Go through the listing and return every line with "name" in it.

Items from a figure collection
+ + +
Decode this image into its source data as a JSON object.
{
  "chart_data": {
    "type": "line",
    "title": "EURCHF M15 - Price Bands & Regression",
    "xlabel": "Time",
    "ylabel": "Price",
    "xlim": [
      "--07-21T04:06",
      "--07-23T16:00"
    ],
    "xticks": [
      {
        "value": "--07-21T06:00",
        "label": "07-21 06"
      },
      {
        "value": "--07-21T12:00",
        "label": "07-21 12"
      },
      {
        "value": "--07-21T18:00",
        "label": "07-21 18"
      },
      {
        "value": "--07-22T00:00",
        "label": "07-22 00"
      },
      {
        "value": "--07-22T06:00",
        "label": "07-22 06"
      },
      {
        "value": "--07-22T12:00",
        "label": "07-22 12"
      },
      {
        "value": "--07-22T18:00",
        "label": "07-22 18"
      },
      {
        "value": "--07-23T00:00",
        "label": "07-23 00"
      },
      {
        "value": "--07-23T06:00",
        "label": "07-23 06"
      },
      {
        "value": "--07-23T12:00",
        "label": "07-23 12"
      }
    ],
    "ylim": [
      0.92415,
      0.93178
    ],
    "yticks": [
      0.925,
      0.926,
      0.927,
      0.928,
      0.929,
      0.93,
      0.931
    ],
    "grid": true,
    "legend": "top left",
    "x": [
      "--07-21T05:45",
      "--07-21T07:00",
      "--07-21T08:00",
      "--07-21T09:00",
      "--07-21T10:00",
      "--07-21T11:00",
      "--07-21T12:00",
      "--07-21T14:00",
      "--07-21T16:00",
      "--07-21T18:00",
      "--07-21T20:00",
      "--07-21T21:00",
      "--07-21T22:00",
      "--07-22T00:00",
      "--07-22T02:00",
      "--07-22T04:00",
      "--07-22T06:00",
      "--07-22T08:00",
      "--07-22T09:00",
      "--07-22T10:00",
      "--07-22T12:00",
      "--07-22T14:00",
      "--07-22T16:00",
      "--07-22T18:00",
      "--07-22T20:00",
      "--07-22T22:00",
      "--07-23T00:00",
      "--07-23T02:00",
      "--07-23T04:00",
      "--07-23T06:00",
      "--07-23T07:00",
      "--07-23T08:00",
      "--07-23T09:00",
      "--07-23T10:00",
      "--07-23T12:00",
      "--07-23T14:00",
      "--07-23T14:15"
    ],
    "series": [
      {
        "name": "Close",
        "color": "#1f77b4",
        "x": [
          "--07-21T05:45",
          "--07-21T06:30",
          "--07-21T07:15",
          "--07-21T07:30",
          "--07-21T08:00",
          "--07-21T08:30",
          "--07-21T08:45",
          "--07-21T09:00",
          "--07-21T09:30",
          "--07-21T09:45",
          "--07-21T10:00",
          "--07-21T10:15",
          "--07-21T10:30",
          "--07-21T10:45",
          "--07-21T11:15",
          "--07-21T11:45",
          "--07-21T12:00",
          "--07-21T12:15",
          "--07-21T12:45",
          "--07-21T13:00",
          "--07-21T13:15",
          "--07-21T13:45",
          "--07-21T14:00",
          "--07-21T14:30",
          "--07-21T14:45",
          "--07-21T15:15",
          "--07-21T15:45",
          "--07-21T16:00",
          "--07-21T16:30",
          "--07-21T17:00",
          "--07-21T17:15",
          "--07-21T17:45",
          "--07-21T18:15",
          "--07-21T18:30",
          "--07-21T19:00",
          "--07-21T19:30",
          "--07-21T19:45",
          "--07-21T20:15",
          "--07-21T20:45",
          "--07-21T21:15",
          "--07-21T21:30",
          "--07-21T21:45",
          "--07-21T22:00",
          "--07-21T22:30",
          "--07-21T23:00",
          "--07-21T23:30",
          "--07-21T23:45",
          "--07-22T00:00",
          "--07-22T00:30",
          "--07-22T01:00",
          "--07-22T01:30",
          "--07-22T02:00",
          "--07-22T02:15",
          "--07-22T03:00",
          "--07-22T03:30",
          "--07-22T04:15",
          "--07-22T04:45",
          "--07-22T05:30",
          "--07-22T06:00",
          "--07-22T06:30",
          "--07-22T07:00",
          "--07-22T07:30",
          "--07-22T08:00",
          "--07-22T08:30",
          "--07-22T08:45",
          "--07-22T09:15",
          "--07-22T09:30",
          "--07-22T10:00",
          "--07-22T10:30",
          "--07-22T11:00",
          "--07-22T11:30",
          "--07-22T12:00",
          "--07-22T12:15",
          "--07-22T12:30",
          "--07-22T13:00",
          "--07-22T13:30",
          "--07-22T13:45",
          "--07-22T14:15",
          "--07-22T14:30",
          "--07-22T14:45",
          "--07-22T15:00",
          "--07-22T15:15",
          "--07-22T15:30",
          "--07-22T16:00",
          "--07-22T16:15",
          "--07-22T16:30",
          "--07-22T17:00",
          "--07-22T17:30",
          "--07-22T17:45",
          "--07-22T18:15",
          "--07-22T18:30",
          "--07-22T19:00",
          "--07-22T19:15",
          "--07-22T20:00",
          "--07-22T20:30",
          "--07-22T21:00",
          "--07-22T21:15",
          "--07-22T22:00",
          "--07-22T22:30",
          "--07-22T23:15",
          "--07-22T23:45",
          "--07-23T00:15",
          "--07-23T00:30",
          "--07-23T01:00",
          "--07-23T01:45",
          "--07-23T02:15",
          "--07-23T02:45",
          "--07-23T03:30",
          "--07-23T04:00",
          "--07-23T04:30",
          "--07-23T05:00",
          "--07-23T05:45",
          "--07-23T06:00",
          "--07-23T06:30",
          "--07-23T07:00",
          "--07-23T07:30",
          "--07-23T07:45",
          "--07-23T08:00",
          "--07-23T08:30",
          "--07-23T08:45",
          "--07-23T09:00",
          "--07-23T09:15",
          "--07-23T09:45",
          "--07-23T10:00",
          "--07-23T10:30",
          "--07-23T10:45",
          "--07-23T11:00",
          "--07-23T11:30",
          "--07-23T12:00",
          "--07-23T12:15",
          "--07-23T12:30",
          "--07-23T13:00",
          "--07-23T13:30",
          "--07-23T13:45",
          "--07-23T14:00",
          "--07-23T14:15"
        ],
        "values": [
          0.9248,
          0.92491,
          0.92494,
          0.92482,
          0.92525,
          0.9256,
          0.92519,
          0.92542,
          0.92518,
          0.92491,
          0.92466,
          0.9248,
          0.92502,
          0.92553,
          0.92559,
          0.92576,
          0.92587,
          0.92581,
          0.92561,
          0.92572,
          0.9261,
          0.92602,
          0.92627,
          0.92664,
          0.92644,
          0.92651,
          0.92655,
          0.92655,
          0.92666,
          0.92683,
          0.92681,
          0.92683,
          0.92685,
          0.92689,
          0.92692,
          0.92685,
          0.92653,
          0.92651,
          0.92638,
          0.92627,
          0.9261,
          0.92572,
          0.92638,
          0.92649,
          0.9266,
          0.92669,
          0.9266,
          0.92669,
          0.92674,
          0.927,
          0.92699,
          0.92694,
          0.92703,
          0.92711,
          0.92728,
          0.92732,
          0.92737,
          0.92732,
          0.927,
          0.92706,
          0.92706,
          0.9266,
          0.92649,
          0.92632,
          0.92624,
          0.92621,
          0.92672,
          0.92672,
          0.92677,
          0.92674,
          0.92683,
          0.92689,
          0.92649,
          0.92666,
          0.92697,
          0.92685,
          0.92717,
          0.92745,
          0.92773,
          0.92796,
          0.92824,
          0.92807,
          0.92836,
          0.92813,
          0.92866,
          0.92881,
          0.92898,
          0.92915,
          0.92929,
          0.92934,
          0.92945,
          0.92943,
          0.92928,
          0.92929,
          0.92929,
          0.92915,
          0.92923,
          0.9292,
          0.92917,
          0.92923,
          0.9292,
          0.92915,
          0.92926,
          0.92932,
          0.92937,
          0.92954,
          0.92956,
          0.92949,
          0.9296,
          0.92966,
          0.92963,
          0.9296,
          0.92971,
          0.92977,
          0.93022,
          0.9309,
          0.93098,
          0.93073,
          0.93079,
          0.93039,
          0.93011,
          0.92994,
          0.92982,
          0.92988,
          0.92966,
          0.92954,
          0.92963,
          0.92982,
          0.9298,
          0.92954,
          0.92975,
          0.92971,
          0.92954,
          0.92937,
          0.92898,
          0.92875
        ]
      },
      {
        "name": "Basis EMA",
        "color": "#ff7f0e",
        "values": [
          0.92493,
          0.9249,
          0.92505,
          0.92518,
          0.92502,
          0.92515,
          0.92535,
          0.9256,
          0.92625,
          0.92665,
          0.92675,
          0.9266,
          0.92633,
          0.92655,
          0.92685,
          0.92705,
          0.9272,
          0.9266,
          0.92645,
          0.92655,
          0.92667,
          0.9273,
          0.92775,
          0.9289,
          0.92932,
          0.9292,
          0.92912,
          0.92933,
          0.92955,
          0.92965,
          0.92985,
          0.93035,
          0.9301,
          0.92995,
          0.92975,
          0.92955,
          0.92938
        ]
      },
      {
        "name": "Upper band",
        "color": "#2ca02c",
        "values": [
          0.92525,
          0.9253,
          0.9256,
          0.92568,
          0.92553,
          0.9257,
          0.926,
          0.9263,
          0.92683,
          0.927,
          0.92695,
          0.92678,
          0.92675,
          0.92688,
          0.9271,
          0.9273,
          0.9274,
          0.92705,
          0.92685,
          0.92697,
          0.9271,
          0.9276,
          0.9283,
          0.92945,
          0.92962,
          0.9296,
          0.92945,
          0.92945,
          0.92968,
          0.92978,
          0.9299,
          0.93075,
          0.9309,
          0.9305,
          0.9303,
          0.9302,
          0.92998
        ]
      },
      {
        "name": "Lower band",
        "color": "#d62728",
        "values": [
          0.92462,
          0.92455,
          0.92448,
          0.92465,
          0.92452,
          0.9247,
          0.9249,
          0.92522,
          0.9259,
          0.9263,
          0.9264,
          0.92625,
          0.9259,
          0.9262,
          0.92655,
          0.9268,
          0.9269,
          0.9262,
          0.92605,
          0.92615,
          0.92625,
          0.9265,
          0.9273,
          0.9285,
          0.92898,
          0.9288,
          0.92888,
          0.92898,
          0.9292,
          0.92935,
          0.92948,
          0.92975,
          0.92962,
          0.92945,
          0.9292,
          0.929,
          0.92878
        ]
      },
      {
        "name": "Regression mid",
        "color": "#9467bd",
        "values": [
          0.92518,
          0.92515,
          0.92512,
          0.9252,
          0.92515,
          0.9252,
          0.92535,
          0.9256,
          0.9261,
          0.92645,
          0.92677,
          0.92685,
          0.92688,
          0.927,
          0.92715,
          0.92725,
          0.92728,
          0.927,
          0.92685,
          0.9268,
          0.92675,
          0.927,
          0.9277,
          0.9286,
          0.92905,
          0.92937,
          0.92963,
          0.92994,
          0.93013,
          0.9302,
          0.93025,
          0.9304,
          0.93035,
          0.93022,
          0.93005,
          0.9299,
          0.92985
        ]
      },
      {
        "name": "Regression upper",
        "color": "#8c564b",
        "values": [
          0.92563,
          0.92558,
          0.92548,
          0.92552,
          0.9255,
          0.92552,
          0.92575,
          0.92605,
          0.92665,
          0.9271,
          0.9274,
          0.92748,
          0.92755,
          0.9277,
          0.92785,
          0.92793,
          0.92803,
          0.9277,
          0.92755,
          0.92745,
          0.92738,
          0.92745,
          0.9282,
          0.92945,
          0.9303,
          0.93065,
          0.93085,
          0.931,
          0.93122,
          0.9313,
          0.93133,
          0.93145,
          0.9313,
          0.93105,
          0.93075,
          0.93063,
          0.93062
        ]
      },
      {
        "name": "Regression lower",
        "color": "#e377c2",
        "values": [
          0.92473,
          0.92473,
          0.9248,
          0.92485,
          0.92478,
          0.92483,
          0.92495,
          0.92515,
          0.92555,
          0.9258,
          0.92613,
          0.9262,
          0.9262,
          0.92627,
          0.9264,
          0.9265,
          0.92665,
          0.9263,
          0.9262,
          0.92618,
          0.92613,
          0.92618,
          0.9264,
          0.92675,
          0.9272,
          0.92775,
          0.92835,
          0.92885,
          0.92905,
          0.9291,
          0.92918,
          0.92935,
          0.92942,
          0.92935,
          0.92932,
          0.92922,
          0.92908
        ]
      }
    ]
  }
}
+ + +
*COMPLETED TASK*.
        "name": "Close",
        "name": "Basis EMA",
        "name": "Upper band",
        "name": "Lower band",
        "name": "Regression mid",
        "name": "Regression upper",
        "name": "Regression lower",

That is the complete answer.